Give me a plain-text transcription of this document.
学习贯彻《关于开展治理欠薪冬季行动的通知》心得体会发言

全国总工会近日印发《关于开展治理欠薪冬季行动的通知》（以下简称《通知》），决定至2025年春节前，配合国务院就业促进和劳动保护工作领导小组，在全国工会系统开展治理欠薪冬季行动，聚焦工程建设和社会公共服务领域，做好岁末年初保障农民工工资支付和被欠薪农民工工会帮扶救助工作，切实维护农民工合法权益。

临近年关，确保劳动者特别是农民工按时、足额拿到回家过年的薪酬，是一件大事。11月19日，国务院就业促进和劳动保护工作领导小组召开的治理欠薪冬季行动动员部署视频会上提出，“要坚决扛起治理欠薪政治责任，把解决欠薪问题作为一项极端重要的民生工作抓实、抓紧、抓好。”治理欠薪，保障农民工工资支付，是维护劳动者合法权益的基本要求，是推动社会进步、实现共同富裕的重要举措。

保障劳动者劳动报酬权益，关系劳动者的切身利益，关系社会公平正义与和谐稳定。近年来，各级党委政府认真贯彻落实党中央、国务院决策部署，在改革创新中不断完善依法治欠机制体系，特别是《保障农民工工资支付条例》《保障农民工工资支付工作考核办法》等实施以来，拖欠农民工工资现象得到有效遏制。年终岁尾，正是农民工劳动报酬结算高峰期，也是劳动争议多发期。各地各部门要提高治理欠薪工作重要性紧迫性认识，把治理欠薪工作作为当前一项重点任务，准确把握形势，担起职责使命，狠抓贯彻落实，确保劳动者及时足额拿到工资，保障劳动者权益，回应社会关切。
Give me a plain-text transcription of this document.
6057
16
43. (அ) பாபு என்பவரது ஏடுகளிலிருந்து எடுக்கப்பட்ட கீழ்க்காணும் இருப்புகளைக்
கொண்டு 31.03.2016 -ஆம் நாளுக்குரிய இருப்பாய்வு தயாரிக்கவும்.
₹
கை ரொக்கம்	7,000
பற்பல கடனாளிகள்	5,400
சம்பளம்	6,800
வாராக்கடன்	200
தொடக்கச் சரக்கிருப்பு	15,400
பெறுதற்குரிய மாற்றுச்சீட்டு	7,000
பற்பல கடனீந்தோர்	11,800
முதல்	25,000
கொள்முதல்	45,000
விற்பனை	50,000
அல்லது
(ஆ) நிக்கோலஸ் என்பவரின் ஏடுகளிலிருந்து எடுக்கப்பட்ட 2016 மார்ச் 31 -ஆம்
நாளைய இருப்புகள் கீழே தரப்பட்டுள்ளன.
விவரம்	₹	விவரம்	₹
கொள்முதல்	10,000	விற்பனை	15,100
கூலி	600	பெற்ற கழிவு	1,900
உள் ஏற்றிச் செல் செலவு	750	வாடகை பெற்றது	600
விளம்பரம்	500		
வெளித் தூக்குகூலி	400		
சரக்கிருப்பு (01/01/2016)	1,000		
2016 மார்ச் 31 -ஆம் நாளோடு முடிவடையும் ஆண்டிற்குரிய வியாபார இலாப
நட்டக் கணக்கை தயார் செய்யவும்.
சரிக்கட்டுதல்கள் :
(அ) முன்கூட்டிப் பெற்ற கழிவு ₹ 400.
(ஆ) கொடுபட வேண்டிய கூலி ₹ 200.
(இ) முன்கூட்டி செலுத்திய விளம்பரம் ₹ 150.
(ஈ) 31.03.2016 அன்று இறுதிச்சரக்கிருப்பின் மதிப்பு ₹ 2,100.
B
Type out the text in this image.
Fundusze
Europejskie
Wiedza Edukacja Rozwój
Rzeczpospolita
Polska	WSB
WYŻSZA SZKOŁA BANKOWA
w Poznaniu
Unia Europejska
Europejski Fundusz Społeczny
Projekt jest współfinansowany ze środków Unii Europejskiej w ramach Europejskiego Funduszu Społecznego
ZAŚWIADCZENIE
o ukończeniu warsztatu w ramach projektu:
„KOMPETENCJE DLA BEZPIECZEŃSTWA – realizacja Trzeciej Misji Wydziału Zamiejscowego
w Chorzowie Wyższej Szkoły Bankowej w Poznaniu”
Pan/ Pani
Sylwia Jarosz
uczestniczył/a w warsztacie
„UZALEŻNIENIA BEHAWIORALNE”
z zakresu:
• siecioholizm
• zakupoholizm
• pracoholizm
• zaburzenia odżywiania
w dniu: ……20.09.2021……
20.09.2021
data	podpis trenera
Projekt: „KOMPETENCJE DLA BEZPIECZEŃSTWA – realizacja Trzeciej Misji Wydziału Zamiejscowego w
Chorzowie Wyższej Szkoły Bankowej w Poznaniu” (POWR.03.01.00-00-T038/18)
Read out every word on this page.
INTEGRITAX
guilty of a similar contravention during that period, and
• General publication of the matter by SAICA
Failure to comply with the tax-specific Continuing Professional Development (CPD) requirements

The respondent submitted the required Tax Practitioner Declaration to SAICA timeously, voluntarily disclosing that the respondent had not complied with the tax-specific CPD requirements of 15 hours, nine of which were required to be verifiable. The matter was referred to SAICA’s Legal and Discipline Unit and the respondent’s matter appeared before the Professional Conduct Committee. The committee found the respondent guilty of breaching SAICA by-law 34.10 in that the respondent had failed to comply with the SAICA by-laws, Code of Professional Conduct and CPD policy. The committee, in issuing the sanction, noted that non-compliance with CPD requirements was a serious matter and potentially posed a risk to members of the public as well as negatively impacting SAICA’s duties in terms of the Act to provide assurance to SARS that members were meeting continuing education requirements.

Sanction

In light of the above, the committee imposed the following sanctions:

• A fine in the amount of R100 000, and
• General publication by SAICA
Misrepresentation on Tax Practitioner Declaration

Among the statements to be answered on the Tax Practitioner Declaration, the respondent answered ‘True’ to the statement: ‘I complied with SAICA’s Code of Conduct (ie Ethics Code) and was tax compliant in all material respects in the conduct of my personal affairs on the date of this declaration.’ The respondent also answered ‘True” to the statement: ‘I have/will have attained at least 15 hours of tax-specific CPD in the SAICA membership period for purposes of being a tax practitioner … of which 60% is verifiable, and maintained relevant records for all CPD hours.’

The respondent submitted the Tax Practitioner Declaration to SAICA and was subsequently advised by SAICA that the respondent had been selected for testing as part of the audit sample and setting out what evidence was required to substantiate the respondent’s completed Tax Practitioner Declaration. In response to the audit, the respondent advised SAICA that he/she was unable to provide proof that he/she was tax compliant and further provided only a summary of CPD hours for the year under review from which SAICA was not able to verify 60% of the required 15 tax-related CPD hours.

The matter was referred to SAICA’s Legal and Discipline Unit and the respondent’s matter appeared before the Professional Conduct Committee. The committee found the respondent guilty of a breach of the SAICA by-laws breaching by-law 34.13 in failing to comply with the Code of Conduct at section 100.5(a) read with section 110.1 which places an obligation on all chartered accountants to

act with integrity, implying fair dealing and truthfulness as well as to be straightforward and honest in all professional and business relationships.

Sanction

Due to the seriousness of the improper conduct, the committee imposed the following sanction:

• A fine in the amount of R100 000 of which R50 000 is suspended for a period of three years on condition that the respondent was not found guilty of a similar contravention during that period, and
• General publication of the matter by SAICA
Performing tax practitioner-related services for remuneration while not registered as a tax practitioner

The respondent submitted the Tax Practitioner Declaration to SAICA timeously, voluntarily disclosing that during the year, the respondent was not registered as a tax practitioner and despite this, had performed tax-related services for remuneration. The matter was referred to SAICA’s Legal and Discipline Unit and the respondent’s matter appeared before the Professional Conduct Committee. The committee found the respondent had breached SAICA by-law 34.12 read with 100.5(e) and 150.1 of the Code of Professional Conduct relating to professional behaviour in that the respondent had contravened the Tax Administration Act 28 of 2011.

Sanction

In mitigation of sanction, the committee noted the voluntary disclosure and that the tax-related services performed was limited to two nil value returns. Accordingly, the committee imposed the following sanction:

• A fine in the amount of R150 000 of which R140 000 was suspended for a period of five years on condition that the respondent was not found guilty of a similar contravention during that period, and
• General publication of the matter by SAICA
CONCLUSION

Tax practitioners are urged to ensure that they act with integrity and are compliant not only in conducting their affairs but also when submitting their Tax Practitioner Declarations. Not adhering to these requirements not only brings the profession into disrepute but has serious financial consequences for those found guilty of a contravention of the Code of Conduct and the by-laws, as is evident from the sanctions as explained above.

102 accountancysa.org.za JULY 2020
◇ ◇ ◇ ◇
• _Goal of the exercise_
In the material above, find the lines that contain "breaching" and show them.

• _Solution to this problem_
The respondent submitted the required Tax Practitioner Declaration to SAICA timeously, voluntarily disclosing that the respondent had not complied with the tax-specific CPD requirements of 15 hours, nine of which were required to be verifiable. The matter was referred to SAICA’s Legal and Discipline Unit and the respondent’s matter appeared before the Professional Conduct Committee. The committee found the respondent guilty of breaching SAICA by-law 34.10 in that the respondent had failed to comply with the SAICA by-laws, Code of Professional Conduct and CPD policy. The committee, in issuing the sanction, noted that non-compliance with CPD requirements was a serious matter and potentially posed a risk to members of the public as well as negatively impacting SAICA’s duties in terms of the Act to provide assurance to SARS that members were meeting continuing education requirements.
The matter was referred to SAICA’s Legal and Discipline Unit and the respondent’s matter appeared before the Professional Conduct Committee. The committee found the respondent guilty of a breach of the SAICA by-laws breaching by-law 34.13 in failing to comply with the Code of Conduct at section 100.5(a) read with section 110.1 which places an obligation on all chartered accountants to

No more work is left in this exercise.